Stated goal -
Retype everything in the listing, leaving each line exactly as it is.

Data items:

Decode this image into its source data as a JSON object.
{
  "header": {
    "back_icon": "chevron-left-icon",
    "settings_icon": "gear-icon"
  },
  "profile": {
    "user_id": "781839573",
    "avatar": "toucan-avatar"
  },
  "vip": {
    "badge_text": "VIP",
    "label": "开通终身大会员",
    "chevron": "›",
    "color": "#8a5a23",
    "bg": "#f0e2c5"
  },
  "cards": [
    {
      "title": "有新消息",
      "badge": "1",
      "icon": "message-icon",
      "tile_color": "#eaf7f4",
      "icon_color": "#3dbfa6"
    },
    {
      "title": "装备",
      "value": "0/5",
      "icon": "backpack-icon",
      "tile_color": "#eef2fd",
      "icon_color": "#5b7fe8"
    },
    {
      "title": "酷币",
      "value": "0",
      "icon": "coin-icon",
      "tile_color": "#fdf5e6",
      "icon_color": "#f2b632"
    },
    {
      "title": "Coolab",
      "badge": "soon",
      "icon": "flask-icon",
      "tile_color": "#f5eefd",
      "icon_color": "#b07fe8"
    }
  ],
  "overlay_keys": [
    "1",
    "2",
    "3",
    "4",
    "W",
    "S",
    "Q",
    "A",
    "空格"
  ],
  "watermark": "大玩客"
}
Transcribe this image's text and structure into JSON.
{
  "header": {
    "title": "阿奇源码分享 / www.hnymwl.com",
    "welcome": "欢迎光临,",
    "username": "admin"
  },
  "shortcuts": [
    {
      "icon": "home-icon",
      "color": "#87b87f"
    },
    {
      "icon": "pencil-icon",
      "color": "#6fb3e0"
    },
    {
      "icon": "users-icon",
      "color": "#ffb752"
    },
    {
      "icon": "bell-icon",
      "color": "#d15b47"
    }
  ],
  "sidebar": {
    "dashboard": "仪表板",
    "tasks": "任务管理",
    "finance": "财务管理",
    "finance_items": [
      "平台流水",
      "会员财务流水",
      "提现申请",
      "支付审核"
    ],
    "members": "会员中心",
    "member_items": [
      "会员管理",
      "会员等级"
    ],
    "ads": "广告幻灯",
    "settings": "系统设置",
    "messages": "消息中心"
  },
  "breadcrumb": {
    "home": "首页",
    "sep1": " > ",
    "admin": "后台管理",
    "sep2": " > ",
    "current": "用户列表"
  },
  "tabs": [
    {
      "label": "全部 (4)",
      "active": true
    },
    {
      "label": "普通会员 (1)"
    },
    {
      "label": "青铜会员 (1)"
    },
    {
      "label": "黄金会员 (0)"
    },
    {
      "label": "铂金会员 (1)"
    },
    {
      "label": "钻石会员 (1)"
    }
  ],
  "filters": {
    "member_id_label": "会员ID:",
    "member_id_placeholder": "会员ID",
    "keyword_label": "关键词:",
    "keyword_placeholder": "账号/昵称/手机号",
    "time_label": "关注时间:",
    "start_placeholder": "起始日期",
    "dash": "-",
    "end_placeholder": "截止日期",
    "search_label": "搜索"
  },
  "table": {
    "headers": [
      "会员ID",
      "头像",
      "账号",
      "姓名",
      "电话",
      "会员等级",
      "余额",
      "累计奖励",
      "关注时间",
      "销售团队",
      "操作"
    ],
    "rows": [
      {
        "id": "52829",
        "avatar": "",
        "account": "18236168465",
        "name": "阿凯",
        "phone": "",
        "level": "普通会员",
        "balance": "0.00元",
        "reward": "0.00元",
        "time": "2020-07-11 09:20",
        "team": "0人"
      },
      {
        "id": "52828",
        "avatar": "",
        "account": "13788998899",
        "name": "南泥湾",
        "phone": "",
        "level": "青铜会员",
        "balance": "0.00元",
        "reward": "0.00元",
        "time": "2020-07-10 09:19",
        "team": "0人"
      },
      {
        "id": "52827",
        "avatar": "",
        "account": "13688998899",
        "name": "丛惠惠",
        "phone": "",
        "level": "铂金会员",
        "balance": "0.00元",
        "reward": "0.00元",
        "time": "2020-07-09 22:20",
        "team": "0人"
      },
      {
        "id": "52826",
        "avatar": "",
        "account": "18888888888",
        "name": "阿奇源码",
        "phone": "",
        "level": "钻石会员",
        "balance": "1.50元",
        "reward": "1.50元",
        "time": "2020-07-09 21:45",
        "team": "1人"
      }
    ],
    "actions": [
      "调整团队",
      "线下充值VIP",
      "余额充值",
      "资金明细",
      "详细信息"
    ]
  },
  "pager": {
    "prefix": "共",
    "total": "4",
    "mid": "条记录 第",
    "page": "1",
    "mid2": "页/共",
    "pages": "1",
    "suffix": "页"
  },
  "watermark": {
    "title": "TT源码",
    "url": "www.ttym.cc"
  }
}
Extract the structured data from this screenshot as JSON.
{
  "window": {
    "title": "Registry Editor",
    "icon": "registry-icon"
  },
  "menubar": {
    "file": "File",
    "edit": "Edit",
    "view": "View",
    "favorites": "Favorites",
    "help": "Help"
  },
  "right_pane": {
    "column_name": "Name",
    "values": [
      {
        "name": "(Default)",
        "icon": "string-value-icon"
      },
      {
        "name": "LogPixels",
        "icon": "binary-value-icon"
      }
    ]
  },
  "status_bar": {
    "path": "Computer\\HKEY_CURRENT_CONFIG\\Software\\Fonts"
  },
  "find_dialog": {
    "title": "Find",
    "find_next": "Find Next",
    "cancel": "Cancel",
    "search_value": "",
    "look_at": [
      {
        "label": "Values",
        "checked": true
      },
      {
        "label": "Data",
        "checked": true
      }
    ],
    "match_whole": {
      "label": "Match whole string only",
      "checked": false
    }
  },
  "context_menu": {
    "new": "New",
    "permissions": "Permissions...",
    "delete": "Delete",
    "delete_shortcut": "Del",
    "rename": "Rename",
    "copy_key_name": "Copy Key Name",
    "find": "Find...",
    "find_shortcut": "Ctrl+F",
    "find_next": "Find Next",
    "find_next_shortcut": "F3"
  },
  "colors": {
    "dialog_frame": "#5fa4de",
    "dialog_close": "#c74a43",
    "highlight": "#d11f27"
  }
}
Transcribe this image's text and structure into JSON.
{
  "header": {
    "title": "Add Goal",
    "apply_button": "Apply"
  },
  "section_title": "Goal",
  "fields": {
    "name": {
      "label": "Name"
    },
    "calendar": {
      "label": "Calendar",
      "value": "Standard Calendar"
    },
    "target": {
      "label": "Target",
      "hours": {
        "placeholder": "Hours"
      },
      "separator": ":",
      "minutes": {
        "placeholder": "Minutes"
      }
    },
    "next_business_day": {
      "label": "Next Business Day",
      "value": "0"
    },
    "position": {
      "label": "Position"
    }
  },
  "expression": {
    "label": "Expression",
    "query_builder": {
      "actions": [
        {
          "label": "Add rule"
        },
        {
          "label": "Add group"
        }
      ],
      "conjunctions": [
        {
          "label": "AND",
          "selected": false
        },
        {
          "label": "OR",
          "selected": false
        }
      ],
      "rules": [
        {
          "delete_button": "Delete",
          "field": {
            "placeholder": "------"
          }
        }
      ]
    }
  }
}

Complete answer -
Decode this image into its source data as a JSON object.
{
  "header": {
    "back_icon": "chevron-left-icon",
    "settings_icon": "gear-icon"
  },
  "profile": {
    "user_id": "781839573",
    "avatar": "toucan-avatar"
  },
  "vip": {
    "badge_text": "VIP",
    "label": "开通终身大会员",
    "chevron": "›",
    "color": "#8a5a23",
    "bg": "#f0e2c5"
  },
  "cards": [
    {
      "title": "有新消息",
      "badge": "1",
      "icon": "message-icon",
      "tile_color": "#eaf7f4",
      "icon_color": "#3dbfa6"
    },
    {
      "title": "装备",
      "value": "0/5",
      "icon": "backpack-icon",
      "tile_color": "#eef2fd",
      "icon_color": "#5b7fe8"
    },
    {
      "title": "酷币",
      "value": "0",
      "icon": "coin-icon",
      "tile_color": "#fdf5e6",
      "icon_color": "#f2b632"
    },
    {
      "title": "Coolab",
      "badge": "soon",
      "icon": "flask-icon",
      "tile_color": "#f5eefd",
      "icon_color": "#b07fe8"
    }
  ],
  "overlay_keys": [
    "1",
    "2",
    "3",
    "4",
    "W",
    "S",
    "Q",
    "A",
    "空格"
  ],
  "watermark": "大玩客"
}
Transcribe this image's text and structure into JSON.
{
  "header": {
    "title": "阿奇源码分享 / www.hnymwl.com",
    "welcome": "欢迎光临,",
    "username": "admin"
  },
  "shortcuts": [
    {
      "icon": "home-icon",
      "color": "#87b87f"
    },
    {
      "icon": "pencil-icon",
      "color": "#6fb3e0"
    },
    {
      "icon": "users-icon",
      "color": "#ffb752"
    },
    {
      "icon": "bell-icon",
      "color": "#d15b47"
    }
  ],
  "sidebar": {
    "dashboard": "仪表板",
    "tasks": "任务管理",
    "finance": "财务管理",
    "finance_items": [
      "平台流水",
      "会员财务流水",
      "提现申请",
      "支付审核"
    ],
    "members": "会员中心",
    "member_items": [
      "会员管理",
      "会员等级"
    ],
    "ads": "广告幻灯",
    "settings": "系统设置",
    "messages": "消息中心"
  },
  "breadcrumb": {
    "home": "首页",
    "sep1": " > ",
    "admin": "后台管理",
    "sep2": " > ",
    "current": "用户列表"
  },
  "tabs": [
    {
      "label": "全部 (4)",
      "active": true
    },
    {
      "label": "普通会员 (1)"
    },
    {
      "label": "青铜会员 (1)"
    },
    {
      "label": "黄金会员 (0)"
    },
    {
      "label": "铂金会员 (1)"
    },
    {
      "label": "钻石会员 (1)"
    }
  ],
  "filters": {
    "member_id_label": "会员ID:",
    "member_id_placeholder": "会员ID",
    "keyword_label": "关键词:",
    "keyword_placeholder": "账号/昵称/手机号",
    "time_label": "关注时间:",
    "start_placeholder": "起始日期",
    "dash": "-",
    "end_placeholder": "截止日期",
    "search_label": "搜索"
  },
  "table": {
    "headers": [
      "会员ID",
      "头像",
      "账号",
      "姓名",
      "电话",
      "会员等级",
      "余额",
      "累计奖励",
      "关注时间",
      "销售团队",
      "操作"
    ],
    "rows": [
      {
        "id": "52829",
        "avatar": "",
        "account": "18236168465",
        "name": "阿凯",
        "phone": "",
        "level": "普通会员",
        "balance": "0.00元",
        "reward": "0.00元",
        "time": "2020-07-11 09:20",
        "team": "0人"
      },
      {
        "id": "52828",
        "avatar": "",
        "account": "13788998899",
        "name": "南泥湾",
        "phone": "",
        "level": "青铜会员",
        "balance": "0.00元",
        "reward": "0.00元",
        "time": "2020-07-10 09:19",
        "team": "0人"
      },
      {
        "id": "52827",
        "avatar": "",
        "account": "13688998899",
        "name": "丛惠惠",
        "phone": "",
        "level": "铂金会员",
        "balance": "0.00元",
        "reward": "0.00元",
        "time": "2020-07-09 22:20",
        "team": "0人"
      },
      {
        "id": "52826",
        "avatar": "",
        "account": "18888888888",
        "name": "阿奇源码",
        "phone": "",
        "level": "钻石会员",
        "balance": "1.50元",
        "reward": "1.50元",
        "time": "2020-07-09 21:45",
        "team": "1人"
      }
    ],
    "actions": [
      "调整团队",
      "线下充值VIP",
      "余额充值",
      "资金明细",
      "详细信息"
    ]
  },
  "pager": {
    "prefix": "共",
    "total": "4",
    "mid": "条记录 第",
    "page": "1",
    "mid2": "页/共",
    "pages": "1",
    "suffix": "页"
  },
  "watermark": {
    "title": "TT源码",
    "url": "www.ttym.cc"
  }
}
Extract the structured data from this screenshot as JSON.
{
  "window": {
    "title": "Registry Editor",
    "icon": "registry-icon"
  },
  "menubar": {
    "file": "File",
    "edit": "Edit",
    "view": "View",
    "favorites": "Favorites",
    "help": "Help"
  },
  "right_pane": {
    "column_name": "Name",
    "values": [
      {
        "name": "(Default)",
        "icon": "string-value-icon"
      },
      {
        "name": "LogPixels",
        "icon": "binary-value-icon"
      }
    ]
  },
  "status_bar": {
    "path": "Computer\\HKEY_CURRENT_CONFIG\\Software\\Fonts"
  },
  "find_dialog": {
    "title": "Find",
    "find_next": "Find Next",
    "cancel": "Cancel",
    "search_value": "",
    "look_at": [
      {
        "label": "Values",
        "checked": true
      },
      {
        "label": "Data",
        "checked": true
      }
    ],
    "match_whole": {
      "label": "Match whole string only",
      "checked": false
    }
  },
  "context_menu": {
    "new": "New",
    "permissions": "Permissions...",
    "delete": "Delete",
    "delete_shortcut": "Del",
    "rename": "Rename",
    "copy_key_name": "Copy Key Name",
    "find": "Find...",
    "find_shortcut": "Ctrl+F",
    "find_next": "Find Next",
    "find_next_shortcut": "F3"
  },
  "colors": {
    "dialog_frame": "#5fa4de",
    "dialog_close": "#c74a43",
    "highlight": "#d11f27"
  }
}
Transcribe this image's text and structure into JSON.
{
  "header": {
    "title": "Add Goal",
    "apply_button": "Apply"
  },
  "section_title": "Goal",
  "fields": {
    "name": {
      "label": "Name"
    },
    "calendar": {
      "label": "Calendar",
      "value": "Standard Calendar"
    },
    "target": {
      "label": "Target",
      "hours": {
        "placeholder": "Hours"
      },
      "separator": ":",
      "minutes": {
        "placeholder": "Minutes"
      }
    },
    "next_business_day": {
      "label": "Next Business Day",
      "value": "0"
    },
    "position": {
      "label": "Position"
    }
  },
  "expression": {
    "label": "Expression",
    "query_builder": {
      "actions": [
        {
          "label": "Add rule"
        },
        {
          "label": "Add group"
        }
      ],
      "conjunctions": [
        {
          "label": "AND",
          "selected": false
        },
        {
          "label": "OR",
          "selected": false
        }
      ],
      "rules": [
        {
          "delete_button": "Delete",
          "field": {
            "placeholder": "------"
          }
        }
      ]
    }
  }
}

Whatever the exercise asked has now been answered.